■ EXERCISE BRIEF ■
In the guide to concurrency issues, how is the duplicate submission problem solved?

■ PAGE EXTRACT ■
——

A Beginner’s Guide to Addressing Concurrency Issues
Inserts, updates and deletes. Every framework tutorial starts with these and they are seen as the most basic functionality that just works.
But what if two concurrent requests try to modify the same data? Or try to insert the same data that should be unique? Or the inserts and updates have side-effects that have to be stored in other tables (e.g. audit log).
“Transactions” you may say. Well, yes, and no. A transaction allows a group of queries to be executed together – either pass together of fail together. What happens with concurrent transactions depends on a specific property of transactions – their isolation level. And you can read here a very detailed explanation of how all of that works.
If you select the safest isolation level – serializable (and repeatable read), your system may become too slow. And depending on the database, transactions that happen at the same time may have to be retried by specific application code. And that’s messy. With other isolation levels you can have lost updates, phantom reads, etc.
Even if you get your isolation right, and you properly handle failed transactions, isolation doesn’t solve all concurrency problems. It doesn’t solve the problem of having an application-imposed data constraint (e.g. a uniqueness complex logic that can’t be expressed as a database unique constraint), it doesn’t solve the problem of inserting exact duplicates, it doesn’t solve other application-level concurrency issues, and it doesn’t perfectly solve the data modification issues. You may have to get into database locking, and locking is tedious. What is a write lock, a read-lock, what is an exclusive lock, and how not to end-up in a deadlock (or a livelock)? I’m sure that even developers with a lot of experience are not fluent with database locks, because you either don’t need them, or you have a bigger problem that you should solve first.
The duplicate submission problem is a bit offtopic, but it illustrates that not all concurrent request problems can be solved by the database alone. As many people suggest, is solved by a token that gets generated for each request and stored in the database using a unique constraint. That way two identical inserts (a result of a double-submission) cannot both go in the database. This gets a little more complicated with APIs, because you should rely on the user of the API to provide the proper token (and not generate it on the fly in their back-end). As for uniqueness – every article that I’ve read on the matter concludes that the only proper way to guarantee uniqueness is at the database level, using a unique constraint. But when there are complicated rules for that constraint, you are inclined to check in the application. And in this case concurrent requests will eventually allow for two records with the same values to be inserted.
Most of the problems are easy if the application runs on a single machine. You can utilize your language concurrency features (e.g. Java locks, concurrent collections) to make sure everything is properly serialized, that duplicates do not happen, etc. However, when you deploy to more than one machine (which you should), that becomes a lot harder problem.
So what are the approaches to address concurrency issues, apart from transactions? There are many, and here are a few of them (in no meaningful order).

——

■ DATASET ■

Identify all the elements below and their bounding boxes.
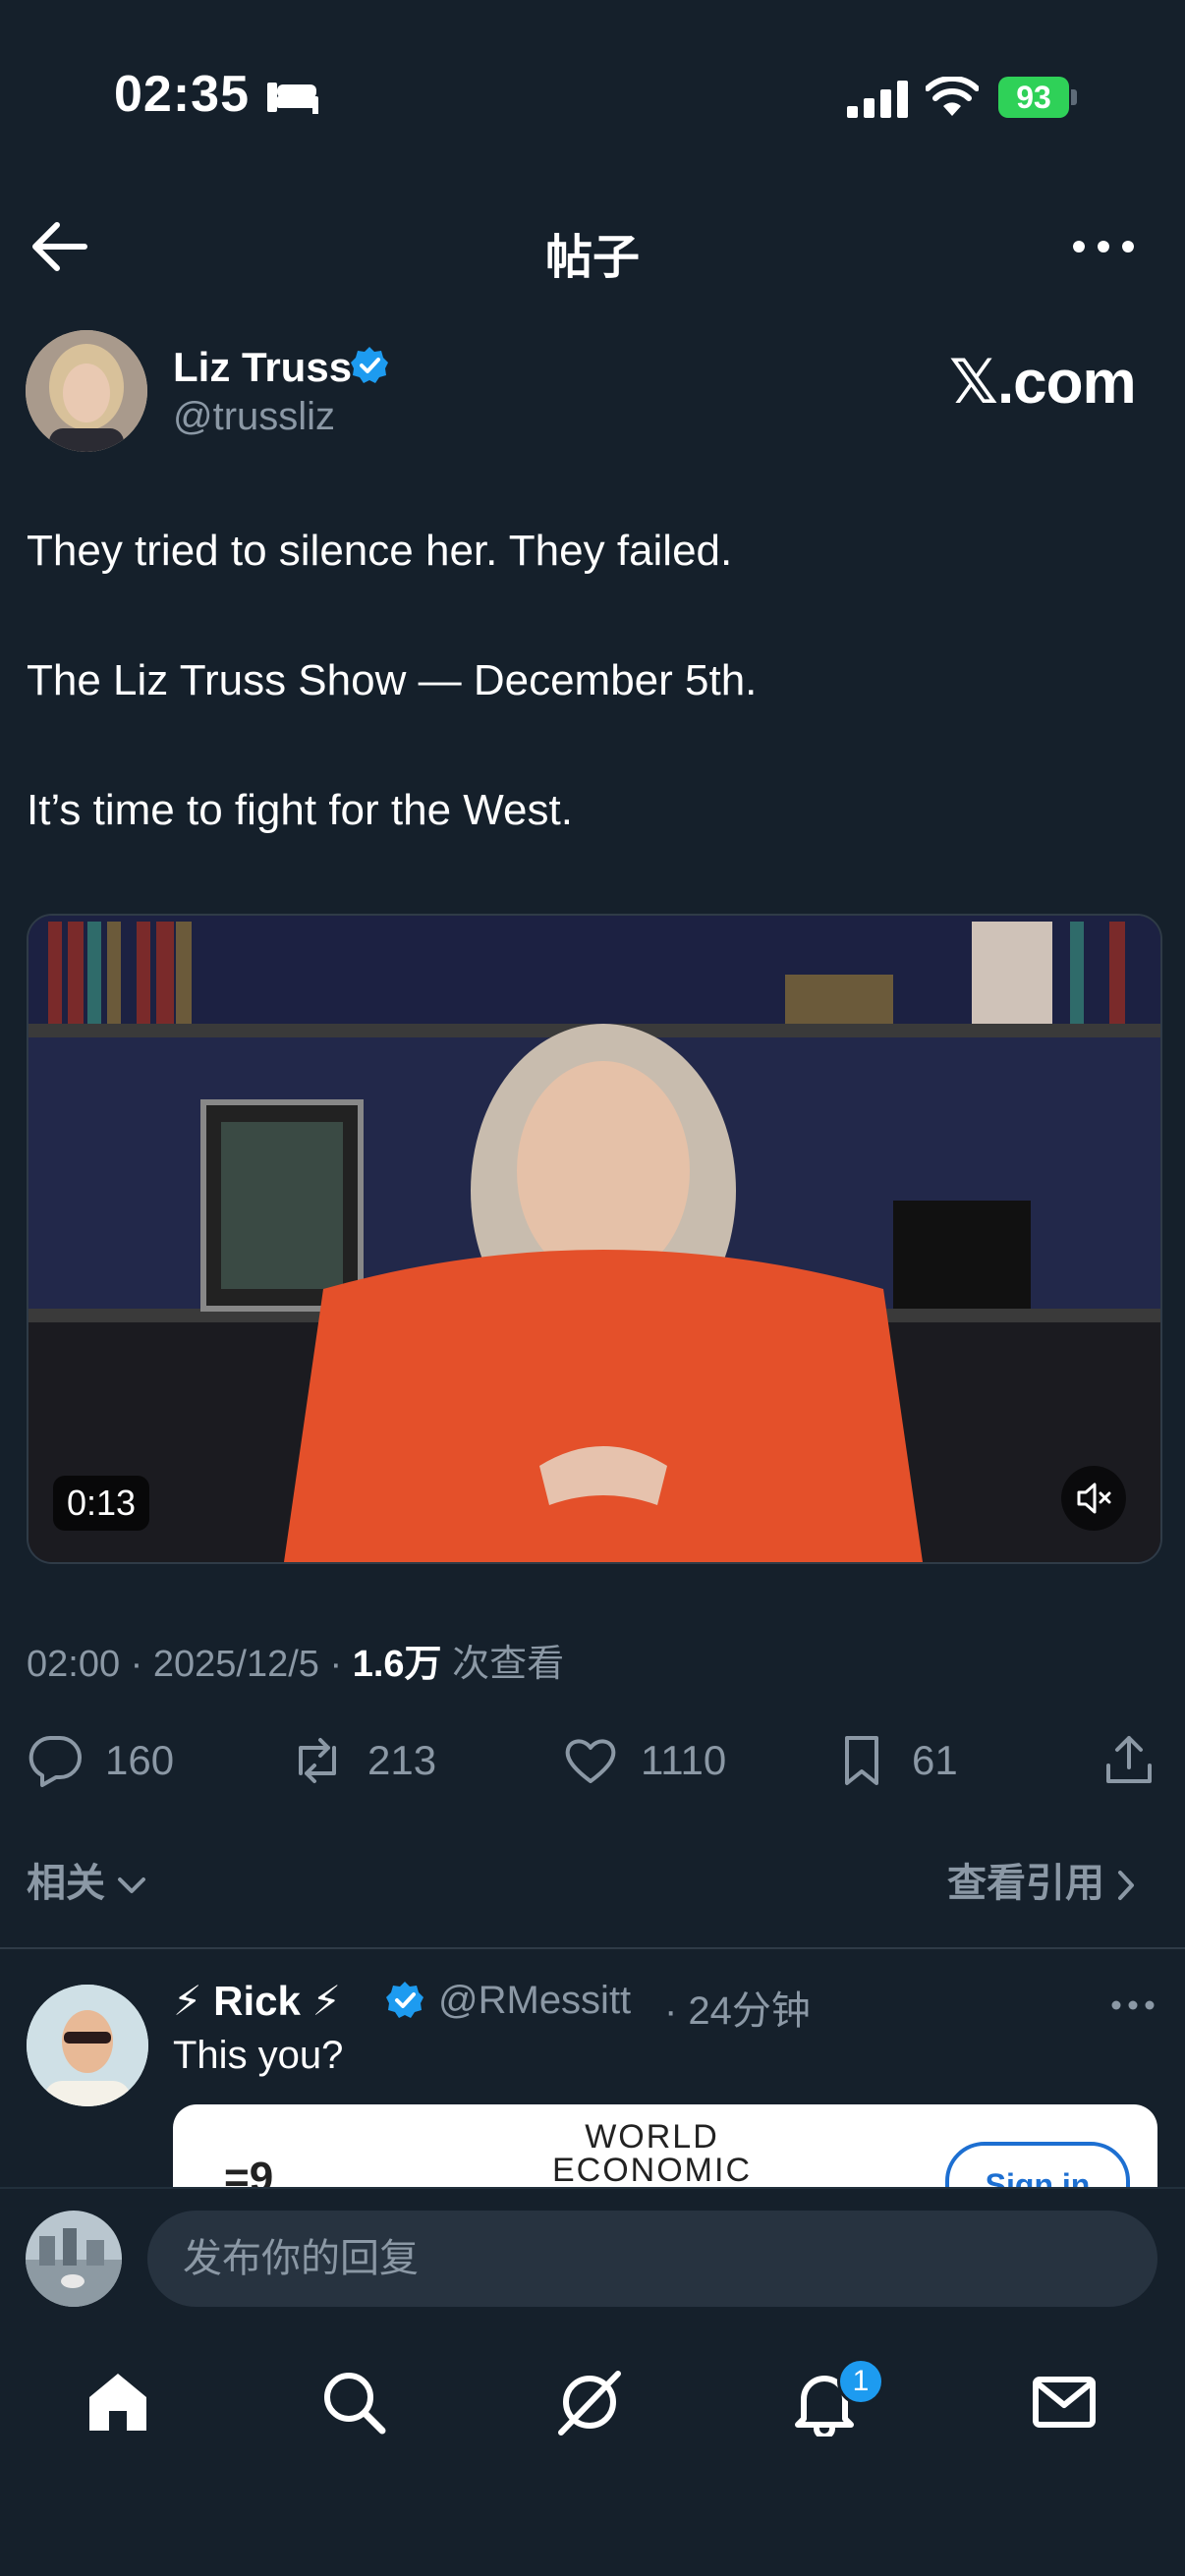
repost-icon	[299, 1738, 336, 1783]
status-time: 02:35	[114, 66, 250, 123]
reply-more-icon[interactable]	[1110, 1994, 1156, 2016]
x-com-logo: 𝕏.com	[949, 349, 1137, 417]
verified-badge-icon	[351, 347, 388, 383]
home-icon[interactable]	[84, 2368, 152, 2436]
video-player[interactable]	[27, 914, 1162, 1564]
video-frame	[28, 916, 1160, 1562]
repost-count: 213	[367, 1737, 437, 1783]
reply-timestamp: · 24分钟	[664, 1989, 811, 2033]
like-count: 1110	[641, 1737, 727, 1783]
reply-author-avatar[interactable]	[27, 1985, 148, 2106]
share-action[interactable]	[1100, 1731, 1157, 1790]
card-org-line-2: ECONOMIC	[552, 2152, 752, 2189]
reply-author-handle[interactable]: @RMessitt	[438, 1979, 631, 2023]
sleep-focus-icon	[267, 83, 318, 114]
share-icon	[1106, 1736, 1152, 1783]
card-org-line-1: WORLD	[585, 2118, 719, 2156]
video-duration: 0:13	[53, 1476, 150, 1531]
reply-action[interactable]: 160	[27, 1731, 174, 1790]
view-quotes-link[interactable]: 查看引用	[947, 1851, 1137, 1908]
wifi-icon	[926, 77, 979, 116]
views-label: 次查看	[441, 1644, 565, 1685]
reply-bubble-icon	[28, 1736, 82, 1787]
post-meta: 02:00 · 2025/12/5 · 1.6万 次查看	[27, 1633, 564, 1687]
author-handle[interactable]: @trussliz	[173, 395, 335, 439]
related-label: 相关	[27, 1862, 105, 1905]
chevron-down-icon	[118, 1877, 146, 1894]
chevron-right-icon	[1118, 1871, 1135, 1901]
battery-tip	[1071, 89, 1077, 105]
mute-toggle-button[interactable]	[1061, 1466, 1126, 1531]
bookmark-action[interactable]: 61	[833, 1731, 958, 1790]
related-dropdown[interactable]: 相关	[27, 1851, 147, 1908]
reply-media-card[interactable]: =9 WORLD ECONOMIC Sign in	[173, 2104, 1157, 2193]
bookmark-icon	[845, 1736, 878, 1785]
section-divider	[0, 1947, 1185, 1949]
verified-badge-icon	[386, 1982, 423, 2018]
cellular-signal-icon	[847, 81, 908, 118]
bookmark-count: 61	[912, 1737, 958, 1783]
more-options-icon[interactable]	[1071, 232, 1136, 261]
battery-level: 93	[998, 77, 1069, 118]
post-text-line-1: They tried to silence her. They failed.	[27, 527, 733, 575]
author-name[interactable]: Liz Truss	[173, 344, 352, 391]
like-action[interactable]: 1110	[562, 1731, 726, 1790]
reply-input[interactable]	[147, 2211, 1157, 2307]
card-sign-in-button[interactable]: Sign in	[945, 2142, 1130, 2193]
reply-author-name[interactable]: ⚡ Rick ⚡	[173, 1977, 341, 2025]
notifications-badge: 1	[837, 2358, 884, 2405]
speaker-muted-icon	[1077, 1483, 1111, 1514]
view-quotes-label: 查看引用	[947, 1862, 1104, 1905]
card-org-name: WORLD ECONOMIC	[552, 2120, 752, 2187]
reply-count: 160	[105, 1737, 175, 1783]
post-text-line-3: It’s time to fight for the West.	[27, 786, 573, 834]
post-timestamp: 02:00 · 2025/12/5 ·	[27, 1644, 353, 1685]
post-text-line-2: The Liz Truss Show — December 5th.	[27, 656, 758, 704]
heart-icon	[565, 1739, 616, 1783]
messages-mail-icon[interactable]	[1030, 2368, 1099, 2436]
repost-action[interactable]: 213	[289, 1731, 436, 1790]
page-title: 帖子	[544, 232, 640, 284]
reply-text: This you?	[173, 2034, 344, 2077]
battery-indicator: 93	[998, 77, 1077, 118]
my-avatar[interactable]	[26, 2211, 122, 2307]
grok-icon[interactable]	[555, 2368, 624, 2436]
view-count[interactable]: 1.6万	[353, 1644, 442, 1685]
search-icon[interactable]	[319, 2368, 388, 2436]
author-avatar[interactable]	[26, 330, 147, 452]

——

■ RESPONSE ■
A token is generated for each request and stored in the database with a unique constraint.